### WHAT TO DO
Scan the data below and pick out the lines containing the word "marker".

### Chart and figure data
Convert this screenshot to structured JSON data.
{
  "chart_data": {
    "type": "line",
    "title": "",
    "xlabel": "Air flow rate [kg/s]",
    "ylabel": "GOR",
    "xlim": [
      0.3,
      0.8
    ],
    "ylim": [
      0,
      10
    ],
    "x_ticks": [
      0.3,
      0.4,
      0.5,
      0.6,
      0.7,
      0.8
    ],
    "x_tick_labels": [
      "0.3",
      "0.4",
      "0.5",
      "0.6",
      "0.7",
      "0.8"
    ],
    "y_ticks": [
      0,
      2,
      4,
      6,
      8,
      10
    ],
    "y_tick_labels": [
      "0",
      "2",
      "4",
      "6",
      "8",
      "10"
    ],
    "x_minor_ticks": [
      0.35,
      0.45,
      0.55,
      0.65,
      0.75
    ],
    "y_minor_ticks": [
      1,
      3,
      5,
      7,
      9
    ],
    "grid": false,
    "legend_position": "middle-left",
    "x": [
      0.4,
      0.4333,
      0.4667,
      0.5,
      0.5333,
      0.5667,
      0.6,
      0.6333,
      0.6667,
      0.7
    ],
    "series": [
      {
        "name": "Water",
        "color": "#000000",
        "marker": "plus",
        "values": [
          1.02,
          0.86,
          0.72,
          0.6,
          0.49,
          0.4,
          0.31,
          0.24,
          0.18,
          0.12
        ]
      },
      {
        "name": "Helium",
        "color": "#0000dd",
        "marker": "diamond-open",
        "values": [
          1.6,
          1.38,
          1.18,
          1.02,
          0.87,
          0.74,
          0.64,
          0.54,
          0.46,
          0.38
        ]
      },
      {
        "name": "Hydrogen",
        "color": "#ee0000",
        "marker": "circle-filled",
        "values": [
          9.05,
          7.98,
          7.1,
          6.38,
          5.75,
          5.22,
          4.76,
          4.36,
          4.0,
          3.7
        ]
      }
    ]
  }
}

### ANSWER TO THE PROBLEM
        "marker": "plus",
        "marker": "diamond-open",
        "marker": "circle-filled",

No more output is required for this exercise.